This is a suggestion for a best practice key management technique for everybody, using tools available today!
At the end I am also suggesting a corresponding feature enhancement for clients/apps that support key control.

The situation:
You are printing a paper wallet and store it somewhere in your house or flat.

The Problem:
A thief may rob your paper wallet and steal your bitcoins, just the same way he could steal your gold treasure.

A first solution today:
You print an encrypted paper wallet (BIP38), see e.g., current version 2.6.5 (or later)

But the Problem:
The thief may hold a gun against your head and kindly ask you to disclose the password. Now the encryption is of little help for you, the only thing you could do is to say you forgot the password, but this may not seem plausible to the thief.

Combine the concept of "paper wallet"  with the concept of "my own password" and "brain wallet", as follows:

1.) You print out your paper wallet, with e.g. Private Key = "5MyPrivatePaperWaLLetKey"

2.) You are making up yourself a 1st (easy) dummy password, e.g. "MyFirstSimplePW" and create the following concatenated string "5MyPrivatePaperWaLLetKeyMyFirstSimplePW"
2b.) You use this as the input of the brainwallet tool (which just calculates priv key = SHA256(input). This gives you (after format conversion to WIF) the second private key "5MySecondPrivateKey"

3.) You are thinking of a 2nd (difficult) serious passphrase, e.g. "My_very-s3ri0UsP4s5PhRA5e" and create the following concatenated string "5MyPrivatePaperWaLLetKeyMy_very-s3ri0UsP4s5PhRA5e"
3b.) You use this as the input of the brainwallet tool. This gives you the third private key "5MyThirdReaLLySafePrivateKey"

4.1) You transfer a very small amount (e.g. 1% of your total BTC savings) to the Address of Key 1.
4.2) You transfer a bigger amount (maybe 10% of your total BTC savings) to the Address of Key 2.
4.3) You transfer the vast amount (e.g. 89% of your BTC savings) to the Address of Key 3.

Note: Of course you print out at least two copies of this paper wallet and deposit them at very different places.

With this best practice you now enjoy the following nice features:
  • Your keys are immune against brain wallet brute force attacks, even if your password/passphrase is weak, because it is salted with the "private key 1"!
  • Theft detection and avoidance: In case that your paper wallet gets secretly stolen, you will still realize this theft as soon as the thief redeems the balance of "Key 1" (you can configure a watch-only wallet on your smartphone, e.g. Android app "wallet balance" or "bitcoin balance", to monitor this "indicator address")! Now you will have enough time to move the funds of Key 2 and Key 3 to a new safe address. Probably the thief will never know that there exist further keys that can be derived from that paper wallet's private key and a password, so you would not have to bother about key 2 and key 3 at all. But even if he knew, he would have to brute-force and check against the blockchain every time he tries a new password, because any password that he tries yields a valid key. So he does not know when to stop because he does not know how many times you have performed "step 2" (see above) with different password. So this would be a hopeless task for the poor thief.

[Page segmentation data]

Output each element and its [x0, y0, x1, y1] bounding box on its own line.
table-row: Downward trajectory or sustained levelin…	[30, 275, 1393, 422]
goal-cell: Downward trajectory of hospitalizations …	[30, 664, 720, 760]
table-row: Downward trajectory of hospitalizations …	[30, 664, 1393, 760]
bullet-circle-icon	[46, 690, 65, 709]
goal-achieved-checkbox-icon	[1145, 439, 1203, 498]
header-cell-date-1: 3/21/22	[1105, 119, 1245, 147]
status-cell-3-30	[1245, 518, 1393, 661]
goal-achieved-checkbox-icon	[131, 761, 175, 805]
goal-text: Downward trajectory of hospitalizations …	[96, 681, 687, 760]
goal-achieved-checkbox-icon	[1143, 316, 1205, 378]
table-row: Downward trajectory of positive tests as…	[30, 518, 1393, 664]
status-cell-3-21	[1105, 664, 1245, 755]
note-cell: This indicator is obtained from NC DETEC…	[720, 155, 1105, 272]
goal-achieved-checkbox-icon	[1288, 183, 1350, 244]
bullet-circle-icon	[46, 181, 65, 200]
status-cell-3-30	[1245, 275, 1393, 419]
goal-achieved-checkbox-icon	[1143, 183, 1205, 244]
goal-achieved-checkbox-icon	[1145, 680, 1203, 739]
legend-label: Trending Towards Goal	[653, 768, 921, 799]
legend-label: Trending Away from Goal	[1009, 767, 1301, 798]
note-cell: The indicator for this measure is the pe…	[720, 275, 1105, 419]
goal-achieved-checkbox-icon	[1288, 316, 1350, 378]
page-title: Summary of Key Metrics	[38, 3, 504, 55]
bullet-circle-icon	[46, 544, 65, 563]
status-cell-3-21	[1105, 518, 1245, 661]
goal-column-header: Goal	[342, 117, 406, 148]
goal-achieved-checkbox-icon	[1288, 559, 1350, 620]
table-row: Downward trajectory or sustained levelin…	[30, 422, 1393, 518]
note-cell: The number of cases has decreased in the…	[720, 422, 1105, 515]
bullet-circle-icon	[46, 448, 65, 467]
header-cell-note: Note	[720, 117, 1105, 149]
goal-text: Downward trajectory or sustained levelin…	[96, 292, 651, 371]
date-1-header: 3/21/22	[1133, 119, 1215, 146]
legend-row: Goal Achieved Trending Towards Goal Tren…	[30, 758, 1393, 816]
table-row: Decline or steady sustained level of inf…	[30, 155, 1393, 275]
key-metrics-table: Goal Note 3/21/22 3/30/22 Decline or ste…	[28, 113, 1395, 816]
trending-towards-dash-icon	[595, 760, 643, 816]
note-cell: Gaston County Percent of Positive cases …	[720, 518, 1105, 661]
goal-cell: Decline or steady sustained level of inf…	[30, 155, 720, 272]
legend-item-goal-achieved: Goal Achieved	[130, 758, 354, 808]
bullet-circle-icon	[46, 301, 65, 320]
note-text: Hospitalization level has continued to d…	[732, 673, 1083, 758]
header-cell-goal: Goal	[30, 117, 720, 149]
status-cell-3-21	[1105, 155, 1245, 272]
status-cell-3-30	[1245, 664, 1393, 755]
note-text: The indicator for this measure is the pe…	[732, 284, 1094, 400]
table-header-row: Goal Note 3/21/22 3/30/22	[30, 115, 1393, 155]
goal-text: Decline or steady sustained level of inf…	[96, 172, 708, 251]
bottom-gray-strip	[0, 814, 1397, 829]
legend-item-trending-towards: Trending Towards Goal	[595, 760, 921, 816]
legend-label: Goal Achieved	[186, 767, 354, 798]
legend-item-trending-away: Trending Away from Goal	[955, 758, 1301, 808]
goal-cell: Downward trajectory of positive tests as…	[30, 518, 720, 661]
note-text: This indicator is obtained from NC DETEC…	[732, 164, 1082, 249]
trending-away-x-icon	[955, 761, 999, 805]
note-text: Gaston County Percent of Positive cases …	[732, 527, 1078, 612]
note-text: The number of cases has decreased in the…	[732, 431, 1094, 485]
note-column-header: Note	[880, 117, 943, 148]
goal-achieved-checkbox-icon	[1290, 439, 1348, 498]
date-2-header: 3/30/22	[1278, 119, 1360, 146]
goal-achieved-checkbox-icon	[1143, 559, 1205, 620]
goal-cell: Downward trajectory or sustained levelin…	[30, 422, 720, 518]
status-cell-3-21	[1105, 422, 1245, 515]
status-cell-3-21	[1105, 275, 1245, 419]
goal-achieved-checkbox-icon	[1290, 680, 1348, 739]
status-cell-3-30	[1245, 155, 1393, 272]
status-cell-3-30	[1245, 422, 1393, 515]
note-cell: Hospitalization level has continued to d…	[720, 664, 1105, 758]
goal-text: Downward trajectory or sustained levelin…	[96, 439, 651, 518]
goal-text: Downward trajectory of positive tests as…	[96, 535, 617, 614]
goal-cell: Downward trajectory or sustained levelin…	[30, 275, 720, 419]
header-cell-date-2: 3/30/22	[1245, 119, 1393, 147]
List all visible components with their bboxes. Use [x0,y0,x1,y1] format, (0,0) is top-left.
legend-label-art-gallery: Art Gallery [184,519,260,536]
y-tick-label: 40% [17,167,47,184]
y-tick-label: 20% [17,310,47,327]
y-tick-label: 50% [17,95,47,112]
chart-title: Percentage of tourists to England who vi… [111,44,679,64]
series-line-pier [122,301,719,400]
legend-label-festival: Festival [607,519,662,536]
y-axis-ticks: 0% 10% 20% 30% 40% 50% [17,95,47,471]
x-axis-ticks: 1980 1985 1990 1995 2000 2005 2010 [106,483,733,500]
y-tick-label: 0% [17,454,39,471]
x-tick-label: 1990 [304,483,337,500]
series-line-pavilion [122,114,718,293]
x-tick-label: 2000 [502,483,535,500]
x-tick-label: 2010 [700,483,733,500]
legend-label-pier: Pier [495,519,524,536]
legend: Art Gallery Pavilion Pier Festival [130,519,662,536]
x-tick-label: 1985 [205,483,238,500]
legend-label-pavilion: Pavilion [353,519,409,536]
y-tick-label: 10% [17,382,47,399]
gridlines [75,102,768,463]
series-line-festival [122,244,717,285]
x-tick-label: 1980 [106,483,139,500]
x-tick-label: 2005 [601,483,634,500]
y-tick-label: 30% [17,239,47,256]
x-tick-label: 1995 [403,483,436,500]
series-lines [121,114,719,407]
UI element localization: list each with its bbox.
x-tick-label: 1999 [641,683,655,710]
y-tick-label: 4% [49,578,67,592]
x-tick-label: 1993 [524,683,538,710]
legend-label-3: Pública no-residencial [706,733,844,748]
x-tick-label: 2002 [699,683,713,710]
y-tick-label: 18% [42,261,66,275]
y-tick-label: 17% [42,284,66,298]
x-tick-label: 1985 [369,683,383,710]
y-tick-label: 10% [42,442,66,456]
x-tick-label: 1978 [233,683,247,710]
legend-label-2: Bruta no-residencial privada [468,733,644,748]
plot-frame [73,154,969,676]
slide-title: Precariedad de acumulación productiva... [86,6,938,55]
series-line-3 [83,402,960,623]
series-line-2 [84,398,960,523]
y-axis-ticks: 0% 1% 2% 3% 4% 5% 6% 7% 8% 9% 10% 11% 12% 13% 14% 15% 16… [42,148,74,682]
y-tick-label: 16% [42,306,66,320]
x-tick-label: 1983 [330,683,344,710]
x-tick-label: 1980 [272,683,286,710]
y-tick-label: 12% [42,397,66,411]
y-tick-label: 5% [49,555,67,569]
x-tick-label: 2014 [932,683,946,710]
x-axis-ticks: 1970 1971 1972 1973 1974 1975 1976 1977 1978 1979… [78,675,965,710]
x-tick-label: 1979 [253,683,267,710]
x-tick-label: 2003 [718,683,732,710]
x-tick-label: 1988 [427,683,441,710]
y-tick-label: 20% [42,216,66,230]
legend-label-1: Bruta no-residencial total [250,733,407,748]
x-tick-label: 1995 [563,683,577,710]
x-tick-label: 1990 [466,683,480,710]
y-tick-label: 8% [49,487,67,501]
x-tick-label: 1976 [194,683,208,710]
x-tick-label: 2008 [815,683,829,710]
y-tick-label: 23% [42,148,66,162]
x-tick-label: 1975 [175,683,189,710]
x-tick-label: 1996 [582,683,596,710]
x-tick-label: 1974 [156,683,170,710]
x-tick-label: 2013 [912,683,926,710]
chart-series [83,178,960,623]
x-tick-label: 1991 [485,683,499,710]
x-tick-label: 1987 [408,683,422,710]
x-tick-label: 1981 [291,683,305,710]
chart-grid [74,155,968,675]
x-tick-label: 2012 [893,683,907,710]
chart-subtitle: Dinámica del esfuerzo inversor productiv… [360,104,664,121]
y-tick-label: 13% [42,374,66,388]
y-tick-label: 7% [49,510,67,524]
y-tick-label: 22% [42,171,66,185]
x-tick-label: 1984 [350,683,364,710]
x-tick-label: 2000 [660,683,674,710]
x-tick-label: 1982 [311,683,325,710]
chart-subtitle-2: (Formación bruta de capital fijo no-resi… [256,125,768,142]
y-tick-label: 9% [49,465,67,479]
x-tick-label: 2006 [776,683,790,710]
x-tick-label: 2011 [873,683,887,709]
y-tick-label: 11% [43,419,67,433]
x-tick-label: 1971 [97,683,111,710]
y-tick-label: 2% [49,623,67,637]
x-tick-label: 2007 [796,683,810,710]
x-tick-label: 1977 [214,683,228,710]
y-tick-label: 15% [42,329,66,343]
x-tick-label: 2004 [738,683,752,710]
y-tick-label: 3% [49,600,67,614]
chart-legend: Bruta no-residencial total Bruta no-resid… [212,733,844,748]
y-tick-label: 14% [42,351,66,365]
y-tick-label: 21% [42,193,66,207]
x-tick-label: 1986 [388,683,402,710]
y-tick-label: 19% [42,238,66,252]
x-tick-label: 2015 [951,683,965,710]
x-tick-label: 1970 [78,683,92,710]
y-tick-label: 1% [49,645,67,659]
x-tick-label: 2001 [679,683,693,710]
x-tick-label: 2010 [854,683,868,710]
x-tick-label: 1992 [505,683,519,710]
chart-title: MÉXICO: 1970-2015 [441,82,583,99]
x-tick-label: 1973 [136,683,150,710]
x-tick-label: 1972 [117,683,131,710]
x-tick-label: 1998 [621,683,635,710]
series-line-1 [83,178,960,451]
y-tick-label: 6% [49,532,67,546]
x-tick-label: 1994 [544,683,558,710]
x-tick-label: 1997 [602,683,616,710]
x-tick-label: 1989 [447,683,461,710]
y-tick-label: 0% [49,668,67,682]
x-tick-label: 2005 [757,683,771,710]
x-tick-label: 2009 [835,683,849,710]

TASK GOAL: Reproduce verbatim the portion of the key management text that opens with the words containing "This is a suggestion" and closes with "2.6.5 (or later)".

RESPONSE TO THIS TASK:
This is a suggestion for a best practice key management technique for everybody, using tools available today!
At the end I am also suggesting a corresponding feature enhancement for clients/apps that support key control.

The situation:
You are printing a paper wallet and store it somewhere in your house or flat.

The Problem:
A thief may rob your paper wallet and steal your bitcoins, just the same way he could steal your gold treasure.

A first solution today:
You print an encrypted paper wallet (BIP38), see e.g., current version 2.6.5 (or later)